> [Problem requirements]
Extract all lines that hold "Costituzione" from the records below.
**** Supplied data
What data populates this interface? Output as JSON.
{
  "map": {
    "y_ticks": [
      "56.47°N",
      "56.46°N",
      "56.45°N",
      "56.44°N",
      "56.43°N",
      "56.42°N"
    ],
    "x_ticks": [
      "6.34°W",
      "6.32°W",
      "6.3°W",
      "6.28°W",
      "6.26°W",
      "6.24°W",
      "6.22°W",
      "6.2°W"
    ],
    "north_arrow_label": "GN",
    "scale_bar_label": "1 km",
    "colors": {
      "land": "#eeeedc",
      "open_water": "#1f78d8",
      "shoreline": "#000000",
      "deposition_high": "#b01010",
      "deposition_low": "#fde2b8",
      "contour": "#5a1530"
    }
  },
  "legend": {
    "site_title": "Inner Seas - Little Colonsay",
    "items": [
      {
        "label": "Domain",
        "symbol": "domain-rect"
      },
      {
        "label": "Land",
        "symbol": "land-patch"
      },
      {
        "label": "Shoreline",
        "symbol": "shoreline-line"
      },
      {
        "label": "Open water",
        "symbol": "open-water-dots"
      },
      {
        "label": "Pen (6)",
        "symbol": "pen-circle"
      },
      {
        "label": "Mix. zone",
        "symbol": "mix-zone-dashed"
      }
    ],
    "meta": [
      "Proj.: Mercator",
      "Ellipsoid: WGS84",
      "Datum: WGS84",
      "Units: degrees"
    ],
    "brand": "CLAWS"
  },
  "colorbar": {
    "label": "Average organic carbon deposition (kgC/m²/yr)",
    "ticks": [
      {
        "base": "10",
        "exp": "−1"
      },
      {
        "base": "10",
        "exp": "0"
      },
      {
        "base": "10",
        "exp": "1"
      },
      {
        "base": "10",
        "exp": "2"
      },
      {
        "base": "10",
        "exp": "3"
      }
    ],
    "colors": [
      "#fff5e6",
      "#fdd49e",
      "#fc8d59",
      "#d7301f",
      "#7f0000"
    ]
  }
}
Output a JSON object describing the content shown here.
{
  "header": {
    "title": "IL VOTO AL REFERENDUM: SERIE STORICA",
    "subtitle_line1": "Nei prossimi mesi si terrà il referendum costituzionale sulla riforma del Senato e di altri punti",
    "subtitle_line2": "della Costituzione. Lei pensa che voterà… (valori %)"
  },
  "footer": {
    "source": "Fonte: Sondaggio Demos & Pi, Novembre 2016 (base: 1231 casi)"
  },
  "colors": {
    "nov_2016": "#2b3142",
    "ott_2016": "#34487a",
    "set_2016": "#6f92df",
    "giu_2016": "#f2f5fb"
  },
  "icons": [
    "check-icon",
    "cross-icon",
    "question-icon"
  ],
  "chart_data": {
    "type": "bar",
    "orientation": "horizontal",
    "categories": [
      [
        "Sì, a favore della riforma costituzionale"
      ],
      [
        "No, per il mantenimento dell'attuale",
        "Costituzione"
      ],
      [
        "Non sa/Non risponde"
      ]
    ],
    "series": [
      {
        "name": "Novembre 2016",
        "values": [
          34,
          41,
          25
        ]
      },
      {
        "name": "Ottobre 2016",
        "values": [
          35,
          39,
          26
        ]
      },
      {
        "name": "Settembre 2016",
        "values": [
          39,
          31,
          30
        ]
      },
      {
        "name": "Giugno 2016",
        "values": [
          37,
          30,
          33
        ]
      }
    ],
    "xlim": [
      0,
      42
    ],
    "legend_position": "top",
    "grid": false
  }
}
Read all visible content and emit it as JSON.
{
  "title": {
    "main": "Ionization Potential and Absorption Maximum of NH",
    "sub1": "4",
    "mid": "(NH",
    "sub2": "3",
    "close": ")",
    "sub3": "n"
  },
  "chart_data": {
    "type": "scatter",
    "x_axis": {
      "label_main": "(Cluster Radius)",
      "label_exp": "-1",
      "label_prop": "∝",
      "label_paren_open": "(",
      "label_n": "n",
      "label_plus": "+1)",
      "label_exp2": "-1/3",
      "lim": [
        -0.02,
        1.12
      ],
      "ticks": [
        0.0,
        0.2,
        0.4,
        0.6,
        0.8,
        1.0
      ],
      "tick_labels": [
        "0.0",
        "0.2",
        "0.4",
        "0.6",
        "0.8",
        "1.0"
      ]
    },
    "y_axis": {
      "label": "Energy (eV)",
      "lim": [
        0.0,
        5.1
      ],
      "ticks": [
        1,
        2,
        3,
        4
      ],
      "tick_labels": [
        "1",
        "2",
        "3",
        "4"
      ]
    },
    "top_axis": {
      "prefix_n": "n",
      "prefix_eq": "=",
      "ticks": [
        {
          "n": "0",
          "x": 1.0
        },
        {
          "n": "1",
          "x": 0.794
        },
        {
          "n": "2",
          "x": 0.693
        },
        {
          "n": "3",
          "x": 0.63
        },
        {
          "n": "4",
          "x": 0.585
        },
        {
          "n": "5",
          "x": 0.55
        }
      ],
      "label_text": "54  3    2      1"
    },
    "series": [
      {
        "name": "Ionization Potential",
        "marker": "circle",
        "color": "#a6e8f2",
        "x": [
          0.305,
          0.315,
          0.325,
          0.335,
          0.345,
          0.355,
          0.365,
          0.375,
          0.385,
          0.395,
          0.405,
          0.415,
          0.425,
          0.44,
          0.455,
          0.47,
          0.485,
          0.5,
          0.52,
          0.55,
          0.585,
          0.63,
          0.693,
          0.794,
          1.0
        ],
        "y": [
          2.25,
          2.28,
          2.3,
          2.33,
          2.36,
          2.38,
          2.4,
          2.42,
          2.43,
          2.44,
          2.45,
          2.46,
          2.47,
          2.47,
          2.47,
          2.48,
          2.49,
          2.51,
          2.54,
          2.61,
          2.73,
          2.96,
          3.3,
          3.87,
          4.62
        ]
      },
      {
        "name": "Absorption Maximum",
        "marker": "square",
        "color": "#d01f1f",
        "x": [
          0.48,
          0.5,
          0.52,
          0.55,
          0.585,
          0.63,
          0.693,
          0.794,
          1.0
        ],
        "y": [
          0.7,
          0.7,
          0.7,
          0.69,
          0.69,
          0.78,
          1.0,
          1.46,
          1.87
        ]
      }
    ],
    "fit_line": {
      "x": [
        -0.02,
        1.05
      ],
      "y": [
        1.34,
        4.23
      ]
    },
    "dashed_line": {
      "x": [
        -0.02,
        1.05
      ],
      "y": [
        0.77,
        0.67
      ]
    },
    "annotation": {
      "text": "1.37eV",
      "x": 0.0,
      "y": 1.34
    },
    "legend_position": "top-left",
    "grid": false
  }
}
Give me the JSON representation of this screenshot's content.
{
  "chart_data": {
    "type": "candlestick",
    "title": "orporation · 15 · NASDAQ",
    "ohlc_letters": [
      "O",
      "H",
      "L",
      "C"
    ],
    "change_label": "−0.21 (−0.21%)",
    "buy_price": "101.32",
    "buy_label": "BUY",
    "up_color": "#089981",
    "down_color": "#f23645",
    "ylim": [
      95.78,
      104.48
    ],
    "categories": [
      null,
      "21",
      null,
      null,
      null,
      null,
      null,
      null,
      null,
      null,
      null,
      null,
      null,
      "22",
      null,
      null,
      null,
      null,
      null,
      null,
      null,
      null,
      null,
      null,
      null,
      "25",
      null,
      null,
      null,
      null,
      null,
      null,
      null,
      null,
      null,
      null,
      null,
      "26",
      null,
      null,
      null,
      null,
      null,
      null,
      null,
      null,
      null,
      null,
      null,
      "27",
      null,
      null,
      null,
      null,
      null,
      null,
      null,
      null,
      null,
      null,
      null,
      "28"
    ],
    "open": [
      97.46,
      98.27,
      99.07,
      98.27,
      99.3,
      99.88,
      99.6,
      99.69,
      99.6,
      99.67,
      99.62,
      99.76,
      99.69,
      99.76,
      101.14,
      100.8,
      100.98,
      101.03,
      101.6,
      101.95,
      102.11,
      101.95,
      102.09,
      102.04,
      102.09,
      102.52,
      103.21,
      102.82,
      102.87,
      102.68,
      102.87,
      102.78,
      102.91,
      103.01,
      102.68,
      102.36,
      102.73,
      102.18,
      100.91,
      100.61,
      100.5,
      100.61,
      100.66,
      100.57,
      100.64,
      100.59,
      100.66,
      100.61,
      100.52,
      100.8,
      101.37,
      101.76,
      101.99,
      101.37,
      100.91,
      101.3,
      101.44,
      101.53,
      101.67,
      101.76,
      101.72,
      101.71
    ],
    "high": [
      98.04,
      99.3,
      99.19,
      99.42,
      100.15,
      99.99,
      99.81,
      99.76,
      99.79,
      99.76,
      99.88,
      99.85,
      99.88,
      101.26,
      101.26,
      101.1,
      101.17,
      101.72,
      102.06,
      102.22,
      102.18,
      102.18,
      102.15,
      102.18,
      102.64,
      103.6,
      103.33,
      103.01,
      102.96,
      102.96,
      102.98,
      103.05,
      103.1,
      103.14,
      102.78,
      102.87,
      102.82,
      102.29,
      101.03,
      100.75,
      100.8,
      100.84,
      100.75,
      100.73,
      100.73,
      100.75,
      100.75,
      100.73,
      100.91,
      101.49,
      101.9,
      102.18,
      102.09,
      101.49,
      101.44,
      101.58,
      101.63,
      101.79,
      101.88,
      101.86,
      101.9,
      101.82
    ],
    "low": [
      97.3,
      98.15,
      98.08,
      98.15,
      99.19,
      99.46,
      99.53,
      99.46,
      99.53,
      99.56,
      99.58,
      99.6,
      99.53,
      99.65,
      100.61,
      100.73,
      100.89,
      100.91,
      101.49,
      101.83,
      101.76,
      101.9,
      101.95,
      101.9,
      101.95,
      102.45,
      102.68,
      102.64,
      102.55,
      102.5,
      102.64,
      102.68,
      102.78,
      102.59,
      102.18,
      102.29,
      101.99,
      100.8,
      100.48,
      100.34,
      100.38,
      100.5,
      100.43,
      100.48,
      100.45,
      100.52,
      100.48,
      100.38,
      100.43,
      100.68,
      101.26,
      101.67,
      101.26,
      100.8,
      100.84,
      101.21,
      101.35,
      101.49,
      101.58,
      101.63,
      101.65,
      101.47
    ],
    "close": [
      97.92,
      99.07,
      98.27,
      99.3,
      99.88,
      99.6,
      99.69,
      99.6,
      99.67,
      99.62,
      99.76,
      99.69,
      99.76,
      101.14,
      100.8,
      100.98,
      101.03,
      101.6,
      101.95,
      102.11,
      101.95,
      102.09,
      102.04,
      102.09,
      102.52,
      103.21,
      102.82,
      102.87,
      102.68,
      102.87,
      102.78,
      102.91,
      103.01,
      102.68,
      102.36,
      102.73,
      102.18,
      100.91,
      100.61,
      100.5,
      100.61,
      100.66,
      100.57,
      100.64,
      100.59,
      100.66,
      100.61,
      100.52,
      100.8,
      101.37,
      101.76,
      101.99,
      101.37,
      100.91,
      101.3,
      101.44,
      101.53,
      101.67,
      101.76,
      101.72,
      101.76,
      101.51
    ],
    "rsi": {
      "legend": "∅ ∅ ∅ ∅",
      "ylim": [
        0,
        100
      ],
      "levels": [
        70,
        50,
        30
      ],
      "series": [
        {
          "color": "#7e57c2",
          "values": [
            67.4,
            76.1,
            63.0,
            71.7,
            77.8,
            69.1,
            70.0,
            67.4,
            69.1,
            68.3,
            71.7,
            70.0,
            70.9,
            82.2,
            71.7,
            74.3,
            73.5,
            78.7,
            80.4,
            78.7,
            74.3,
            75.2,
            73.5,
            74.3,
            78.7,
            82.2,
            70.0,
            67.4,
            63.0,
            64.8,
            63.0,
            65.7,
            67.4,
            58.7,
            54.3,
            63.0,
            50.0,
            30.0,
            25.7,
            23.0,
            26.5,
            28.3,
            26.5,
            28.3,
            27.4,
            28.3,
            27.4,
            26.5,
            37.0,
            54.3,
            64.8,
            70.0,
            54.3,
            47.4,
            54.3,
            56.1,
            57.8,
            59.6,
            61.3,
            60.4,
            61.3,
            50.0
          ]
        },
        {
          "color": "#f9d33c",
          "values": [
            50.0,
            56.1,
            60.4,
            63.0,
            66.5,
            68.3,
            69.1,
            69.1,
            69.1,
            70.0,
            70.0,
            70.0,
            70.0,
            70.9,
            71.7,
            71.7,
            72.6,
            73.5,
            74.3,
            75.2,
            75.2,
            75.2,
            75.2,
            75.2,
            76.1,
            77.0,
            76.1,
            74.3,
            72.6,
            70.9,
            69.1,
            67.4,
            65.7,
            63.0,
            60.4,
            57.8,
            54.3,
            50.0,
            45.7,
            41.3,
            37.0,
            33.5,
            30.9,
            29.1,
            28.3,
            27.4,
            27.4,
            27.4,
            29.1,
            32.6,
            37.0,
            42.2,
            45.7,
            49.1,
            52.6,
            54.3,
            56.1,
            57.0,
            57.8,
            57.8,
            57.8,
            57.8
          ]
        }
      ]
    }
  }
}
********
> [The answer]
    "subtitle_line2": "della Costituzione. Lei pensa che voterà… (valori %)"
        "Costituzione"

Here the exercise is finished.